• [TASK DESCRIPTION] State the number of lines that include the string "this", and write nothing else.

• [ROWS]
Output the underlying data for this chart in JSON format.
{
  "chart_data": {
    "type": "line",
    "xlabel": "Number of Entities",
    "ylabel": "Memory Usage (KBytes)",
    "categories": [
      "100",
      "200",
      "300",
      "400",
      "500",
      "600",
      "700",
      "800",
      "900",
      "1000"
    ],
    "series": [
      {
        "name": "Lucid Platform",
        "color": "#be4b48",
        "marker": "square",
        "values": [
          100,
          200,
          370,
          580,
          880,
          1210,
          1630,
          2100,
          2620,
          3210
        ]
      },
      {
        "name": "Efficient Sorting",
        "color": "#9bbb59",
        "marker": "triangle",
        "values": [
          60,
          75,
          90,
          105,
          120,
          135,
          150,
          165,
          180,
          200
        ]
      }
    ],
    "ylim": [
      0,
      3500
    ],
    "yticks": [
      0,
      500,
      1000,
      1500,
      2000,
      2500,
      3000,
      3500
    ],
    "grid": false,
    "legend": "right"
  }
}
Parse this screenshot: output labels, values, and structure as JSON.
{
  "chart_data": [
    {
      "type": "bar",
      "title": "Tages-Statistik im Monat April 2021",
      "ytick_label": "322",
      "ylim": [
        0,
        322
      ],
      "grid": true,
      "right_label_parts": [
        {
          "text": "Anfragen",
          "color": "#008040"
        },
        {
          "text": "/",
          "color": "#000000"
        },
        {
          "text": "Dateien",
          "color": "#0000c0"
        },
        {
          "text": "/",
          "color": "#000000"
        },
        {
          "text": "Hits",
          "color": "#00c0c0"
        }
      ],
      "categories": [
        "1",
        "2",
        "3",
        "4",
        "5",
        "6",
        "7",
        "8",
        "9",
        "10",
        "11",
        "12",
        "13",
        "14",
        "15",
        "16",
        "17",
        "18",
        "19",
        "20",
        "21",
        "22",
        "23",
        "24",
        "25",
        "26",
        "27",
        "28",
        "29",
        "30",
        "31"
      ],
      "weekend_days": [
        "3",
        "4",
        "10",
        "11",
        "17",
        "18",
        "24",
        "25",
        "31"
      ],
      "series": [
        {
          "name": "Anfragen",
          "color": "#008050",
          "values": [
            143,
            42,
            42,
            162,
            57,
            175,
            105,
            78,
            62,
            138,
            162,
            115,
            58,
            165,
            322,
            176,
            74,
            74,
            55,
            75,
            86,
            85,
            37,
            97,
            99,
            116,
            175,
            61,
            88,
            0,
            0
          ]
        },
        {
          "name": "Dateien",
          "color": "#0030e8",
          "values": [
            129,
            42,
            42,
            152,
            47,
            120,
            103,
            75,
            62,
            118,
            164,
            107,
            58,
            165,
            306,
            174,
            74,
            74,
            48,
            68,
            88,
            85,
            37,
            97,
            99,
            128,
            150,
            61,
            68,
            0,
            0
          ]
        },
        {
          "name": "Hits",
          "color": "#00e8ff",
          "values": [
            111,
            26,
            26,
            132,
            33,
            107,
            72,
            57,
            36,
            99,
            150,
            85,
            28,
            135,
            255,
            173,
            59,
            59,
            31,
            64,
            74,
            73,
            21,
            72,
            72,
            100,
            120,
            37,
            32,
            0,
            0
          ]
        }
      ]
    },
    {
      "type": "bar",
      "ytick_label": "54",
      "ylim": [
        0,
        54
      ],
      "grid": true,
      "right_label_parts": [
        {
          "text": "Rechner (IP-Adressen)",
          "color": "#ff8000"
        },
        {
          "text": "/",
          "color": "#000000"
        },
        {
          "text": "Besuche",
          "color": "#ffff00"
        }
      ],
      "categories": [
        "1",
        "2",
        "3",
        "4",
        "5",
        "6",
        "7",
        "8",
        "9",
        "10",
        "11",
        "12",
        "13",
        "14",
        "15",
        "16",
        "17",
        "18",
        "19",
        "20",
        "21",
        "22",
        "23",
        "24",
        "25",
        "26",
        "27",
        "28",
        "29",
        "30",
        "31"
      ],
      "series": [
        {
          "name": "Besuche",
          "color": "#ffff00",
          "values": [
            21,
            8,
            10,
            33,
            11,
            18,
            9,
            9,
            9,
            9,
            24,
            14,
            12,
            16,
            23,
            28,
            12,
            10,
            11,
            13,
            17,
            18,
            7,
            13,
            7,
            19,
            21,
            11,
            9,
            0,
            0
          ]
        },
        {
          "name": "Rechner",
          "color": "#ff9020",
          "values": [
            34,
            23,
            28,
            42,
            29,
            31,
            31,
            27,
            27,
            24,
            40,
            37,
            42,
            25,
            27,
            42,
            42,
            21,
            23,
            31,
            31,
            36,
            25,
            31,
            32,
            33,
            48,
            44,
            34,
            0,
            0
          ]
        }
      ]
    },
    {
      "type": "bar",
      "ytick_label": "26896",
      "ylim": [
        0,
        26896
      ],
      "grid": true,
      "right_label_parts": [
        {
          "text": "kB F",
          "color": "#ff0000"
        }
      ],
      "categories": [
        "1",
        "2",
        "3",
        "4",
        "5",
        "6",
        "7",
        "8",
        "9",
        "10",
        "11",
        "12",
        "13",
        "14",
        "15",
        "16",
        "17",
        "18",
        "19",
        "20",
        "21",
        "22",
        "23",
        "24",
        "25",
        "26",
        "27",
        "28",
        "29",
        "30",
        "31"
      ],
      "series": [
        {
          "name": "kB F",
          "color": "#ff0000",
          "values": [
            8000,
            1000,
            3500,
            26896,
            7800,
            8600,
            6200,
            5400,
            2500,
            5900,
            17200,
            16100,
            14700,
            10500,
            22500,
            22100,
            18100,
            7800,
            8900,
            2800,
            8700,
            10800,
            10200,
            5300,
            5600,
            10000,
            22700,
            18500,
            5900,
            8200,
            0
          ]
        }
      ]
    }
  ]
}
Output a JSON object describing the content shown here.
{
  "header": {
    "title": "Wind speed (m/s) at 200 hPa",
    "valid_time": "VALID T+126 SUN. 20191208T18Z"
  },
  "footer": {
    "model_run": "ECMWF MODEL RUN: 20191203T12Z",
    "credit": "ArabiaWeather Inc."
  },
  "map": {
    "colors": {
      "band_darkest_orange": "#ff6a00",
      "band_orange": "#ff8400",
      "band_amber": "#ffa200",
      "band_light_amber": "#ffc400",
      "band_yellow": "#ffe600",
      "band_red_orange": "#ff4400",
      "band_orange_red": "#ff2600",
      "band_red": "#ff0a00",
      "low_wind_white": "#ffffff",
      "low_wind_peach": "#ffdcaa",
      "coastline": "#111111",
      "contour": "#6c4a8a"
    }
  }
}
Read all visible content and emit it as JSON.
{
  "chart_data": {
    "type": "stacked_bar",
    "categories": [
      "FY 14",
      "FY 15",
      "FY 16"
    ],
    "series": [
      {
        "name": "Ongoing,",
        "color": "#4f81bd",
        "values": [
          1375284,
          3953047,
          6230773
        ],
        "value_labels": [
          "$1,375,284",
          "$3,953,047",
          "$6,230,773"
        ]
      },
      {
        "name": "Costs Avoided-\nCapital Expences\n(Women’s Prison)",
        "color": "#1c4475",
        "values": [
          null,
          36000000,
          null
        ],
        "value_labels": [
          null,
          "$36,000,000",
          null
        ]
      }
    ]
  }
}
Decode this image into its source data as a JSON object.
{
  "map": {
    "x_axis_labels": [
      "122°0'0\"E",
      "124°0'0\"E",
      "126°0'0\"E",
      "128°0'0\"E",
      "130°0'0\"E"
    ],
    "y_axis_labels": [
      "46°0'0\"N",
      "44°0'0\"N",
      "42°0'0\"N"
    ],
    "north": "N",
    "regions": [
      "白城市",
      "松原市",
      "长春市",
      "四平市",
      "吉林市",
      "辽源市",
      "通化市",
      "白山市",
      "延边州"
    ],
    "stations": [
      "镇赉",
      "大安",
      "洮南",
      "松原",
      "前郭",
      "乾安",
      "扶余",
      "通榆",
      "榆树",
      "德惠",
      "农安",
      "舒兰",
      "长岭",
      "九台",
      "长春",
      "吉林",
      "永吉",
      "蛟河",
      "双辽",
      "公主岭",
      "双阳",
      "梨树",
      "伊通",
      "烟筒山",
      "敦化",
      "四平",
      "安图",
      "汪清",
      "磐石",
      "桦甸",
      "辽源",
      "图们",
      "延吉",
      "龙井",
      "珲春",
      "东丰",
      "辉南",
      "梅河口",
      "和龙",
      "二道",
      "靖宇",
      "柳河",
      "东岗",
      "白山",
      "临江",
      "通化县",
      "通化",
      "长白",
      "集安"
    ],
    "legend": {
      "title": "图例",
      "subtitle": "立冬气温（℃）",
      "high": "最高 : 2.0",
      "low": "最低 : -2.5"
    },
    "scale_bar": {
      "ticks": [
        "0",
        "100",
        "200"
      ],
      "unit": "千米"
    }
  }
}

• [CORRECT RESULT] 3